• GIVEN TASK
Write out all lines holding the word "tagline".

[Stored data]
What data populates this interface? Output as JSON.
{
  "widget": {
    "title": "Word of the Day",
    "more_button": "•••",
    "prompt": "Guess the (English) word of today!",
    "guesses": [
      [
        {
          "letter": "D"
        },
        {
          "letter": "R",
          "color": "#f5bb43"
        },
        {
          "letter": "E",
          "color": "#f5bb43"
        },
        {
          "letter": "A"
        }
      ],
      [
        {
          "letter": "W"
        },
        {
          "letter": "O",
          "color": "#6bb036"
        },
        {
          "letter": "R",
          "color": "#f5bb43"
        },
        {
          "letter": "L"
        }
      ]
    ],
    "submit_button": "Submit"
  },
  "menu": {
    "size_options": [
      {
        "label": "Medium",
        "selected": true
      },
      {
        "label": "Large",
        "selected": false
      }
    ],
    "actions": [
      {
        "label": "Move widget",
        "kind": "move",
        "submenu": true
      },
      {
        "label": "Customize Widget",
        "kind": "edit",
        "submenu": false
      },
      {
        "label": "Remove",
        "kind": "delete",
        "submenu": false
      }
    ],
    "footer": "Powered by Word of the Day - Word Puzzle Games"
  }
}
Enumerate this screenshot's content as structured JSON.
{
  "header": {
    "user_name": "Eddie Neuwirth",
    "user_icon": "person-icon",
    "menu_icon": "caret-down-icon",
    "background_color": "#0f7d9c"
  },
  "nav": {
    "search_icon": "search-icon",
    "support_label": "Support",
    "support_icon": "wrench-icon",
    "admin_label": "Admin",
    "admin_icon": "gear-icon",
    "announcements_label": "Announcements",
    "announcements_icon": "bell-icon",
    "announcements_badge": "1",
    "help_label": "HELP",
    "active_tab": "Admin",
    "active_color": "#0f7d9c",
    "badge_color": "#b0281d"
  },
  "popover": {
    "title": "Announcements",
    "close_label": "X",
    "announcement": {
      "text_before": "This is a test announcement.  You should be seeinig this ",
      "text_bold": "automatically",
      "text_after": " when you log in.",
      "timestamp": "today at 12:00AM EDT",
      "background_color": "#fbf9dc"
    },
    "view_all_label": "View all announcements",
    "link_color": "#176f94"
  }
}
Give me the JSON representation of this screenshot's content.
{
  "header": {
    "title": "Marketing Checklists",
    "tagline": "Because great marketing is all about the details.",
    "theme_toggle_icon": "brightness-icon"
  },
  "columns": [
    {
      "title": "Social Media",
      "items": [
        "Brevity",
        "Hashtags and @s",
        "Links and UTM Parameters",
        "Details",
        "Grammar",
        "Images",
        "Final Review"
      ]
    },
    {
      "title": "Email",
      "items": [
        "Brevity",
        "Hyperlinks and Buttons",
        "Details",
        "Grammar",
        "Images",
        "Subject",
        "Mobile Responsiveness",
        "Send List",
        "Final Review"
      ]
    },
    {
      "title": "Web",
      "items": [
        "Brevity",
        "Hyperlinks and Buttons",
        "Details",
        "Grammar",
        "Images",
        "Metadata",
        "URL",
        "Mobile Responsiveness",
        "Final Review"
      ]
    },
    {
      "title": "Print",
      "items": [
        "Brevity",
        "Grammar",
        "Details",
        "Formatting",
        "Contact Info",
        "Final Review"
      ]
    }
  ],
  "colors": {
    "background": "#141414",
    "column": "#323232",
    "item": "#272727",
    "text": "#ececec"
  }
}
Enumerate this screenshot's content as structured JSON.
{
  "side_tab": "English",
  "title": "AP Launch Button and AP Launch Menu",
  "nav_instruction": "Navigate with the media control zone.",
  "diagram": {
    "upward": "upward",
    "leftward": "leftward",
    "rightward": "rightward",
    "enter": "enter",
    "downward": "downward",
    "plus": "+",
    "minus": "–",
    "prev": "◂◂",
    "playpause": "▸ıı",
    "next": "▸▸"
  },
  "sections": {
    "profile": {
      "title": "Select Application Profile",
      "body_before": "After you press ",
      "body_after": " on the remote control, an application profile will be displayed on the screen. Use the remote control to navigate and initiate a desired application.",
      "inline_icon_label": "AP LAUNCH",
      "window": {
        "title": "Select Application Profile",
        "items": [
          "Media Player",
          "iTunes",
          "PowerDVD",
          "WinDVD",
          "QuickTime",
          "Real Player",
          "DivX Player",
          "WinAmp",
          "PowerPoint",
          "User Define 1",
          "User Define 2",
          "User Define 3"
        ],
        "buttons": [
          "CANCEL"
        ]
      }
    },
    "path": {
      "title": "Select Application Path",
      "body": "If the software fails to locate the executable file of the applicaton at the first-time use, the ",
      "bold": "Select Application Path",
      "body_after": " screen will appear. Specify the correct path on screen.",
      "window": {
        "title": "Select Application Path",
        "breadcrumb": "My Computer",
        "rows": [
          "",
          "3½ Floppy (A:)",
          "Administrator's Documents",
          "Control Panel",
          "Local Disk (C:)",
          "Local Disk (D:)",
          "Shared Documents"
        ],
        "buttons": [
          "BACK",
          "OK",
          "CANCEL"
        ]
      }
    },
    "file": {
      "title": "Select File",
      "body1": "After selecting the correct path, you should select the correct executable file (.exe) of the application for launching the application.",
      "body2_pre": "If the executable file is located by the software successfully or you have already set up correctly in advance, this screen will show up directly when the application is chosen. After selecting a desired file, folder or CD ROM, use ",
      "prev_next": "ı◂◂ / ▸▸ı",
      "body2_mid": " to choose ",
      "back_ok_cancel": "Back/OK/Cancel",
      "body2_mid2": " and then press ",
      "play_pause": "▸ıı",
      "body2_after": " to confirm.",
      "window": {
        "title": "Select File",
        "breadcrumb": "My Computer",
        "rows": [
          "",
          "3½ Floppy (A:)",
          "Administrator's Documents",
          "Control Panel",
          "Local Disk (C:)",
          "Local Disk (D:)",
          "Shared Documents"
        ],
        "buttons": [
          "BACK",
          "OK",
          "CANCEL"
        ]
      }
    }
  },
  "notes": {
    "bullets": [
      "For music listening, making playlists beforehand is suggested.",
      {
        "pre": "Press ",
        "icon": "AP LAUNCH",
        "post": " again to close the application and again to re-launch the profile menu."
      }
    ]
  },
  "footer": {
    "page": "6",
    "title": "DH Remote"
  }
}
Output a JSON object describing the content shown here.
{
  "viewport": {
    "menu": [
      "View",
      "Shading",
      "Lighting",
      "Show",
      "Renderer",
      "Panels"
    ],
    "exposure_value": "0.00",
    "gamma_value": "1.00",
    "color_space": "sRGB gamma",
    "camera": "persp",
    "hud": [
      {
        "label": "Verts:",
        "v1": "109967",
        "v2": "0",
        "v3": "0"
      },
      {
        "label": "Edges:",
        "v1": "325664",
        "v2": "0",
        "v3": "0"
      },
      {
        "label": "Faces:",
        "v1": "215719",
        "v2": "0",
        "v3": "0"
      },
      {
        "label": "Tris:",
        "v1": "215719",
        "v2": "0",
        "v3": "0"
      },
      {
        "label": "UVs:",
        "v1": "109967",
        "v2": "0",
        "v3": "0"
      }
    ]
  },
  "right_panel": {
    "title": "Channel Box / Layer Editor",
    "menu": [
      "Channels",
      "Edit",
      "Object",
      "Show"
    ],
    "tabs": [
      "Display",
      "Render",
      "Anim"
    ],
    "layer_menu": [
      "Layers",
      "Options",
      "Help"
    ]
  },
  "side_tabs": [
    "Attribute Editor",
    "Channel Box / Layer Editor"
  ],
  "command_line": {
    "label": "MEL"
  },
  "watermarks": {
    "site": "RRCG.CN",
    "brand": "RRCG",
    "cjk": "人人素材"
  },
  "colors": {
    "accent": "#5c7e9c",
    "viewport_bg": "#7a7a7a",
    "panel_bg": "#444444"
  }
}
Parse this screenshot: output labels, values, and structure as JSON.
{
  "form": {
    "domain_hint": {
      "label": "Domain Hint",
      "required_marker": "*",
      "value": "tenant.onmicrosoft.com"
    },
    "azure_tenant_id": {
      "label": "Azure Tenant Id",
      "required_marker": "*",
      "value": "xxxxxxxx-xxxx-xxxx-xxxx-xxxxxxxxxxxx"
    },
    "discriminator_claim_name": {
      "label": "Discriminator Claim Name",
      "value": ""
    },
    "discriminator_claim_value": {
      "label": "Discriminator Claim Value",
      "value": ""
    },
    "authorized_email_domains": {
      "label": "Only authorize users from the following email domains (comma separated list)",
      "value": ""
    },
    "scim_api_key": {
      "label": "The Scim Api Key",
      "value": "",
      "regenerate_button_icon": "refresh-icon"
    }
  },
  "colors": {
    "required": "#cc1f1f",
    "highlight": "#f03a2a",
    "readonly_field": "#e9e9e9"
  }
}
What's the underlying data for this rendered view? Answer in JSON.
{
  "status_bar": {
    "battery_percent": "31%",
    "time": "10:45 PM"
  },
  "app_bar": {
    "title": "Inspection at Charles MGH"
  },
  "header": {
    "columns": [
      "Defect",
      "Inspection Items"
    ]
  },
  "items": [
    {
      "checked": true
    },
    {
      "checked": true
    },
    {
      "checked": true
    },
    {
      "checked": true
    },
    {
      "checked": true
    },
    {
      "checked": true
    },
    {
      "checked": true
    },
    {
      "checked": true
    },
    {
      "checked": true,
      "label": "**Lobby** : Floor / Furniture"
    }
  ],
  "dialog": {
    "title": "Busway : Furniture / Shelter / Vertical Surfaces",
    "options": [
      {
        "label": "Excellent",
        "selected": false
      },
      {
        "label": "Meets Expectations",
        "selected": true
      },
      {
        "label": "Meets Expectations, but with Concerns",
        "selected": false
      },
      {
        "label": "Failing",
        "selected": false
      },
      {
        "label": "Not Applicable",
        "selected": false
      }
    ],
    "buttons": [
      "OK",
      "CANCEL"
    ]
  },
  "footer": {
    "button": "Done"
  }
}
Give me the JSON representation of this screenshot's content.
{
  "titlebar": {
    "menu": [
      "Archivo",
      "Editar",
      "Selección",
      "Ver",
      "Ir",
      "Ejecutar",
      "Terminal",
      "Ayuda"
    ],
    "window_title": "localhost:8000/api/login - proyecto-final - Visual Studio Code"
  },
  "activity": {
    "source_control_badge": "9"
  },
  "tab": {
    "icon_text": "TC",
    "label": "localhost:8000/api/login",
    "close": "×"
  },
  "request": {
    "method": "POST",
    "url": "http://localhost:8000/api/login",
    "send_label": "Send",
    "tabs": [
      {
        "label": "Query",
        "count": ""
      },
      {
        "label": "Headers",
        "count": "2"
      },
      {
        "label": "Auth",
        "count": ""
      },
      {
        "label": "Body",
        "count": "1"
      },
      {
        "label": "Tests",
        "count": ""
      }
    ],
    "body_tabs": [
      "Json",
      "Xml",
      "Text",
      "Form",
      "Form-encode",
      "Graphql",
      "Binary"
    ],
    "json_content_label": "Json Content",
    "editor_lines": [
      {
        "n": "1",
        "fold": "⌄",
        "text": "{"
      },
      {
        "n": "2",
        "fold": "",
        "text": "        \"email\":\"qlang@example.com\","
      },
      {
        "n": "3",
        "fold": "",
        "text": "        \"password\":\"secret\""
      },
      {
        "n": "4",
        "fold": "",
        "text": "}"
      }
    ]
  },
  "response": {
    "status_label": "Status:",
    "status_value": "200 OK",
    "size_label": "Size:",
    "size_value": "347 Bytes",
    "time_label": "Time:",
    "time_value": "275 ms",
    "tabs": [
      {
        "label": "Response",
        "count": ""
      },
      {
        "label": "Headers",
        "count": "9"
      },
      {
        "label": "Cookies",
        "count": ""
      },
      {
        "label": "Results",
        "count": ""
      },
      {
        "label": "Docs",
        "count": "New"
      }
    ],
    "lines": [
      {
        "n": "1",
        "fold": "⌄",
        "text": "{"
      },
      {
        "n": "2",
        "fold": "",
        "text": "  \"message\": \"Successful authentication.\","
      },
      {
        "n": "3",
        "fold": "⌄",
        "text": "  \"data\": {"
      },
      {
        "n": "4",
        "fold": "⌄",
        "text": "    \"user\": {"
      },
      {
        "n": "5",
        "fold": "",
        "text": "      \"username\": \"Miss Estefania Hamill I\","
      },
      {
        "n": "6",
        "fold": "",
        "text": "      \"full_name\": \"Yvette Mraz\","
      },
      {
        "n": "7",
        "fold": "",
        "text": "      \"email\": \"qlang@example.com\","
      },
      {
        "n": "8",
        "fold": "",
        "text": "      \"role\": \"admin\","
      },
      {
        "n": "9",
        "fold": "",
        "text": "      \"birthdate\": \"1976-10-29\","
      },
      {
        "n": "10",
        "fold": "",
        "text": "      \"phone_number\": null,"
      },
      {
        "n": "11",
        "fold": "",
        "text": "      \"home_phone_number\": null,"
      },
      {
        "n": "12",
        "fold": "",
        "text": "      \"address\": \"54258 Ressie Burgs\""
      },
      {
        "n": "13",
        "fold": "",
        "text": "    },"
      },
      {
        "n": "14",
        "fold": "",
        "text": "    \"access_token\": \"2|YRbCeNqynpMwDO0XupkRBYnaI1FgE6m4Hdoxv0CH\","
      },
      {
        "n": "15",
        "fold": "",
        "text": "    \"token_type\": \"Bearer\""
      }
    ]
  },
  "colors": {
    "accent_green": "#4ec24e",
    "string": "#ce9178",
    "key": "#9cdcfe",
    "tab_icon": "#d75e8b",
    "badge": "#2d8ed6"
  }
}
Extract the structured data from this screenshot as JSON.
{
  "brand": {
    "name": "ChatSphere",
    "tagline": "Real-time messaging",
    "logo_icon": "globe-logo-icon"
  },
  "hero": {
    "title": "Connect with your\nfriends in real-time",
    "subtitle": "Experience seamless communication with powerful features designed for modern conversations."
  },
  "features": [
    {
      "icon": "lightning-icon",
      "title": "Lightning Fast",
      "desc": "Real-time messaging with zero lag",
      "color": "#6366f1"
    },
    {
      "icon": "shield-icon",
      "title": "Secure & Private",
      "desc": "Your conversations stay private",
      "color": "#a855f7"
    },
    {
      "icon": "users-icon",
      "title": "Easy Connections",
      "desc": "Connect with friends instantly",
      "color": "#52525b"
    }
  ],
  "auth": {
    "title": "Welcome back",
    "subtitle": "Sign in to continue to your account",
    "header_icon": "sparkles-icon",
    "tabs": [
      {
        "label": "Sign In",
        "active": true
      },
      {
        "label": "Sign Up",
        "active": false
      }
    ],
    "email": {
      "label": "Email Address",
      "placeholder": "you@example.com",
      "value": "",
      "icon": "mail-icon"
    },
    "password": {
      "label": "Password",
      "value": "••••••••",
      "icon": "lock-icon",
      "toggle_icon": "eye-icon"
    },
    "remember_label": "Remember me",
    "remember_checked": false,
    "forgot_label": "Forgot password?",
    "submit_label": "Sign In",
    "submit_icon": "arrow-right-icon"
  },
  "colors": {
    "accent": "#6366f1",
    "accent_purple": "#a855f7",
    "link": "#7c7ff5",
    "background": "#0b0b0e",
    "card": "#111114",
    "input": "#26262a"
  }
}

• THE RESULT
    "tagline": "Because great marketing is all about the details.",
    "tagline": "Real-time messaging",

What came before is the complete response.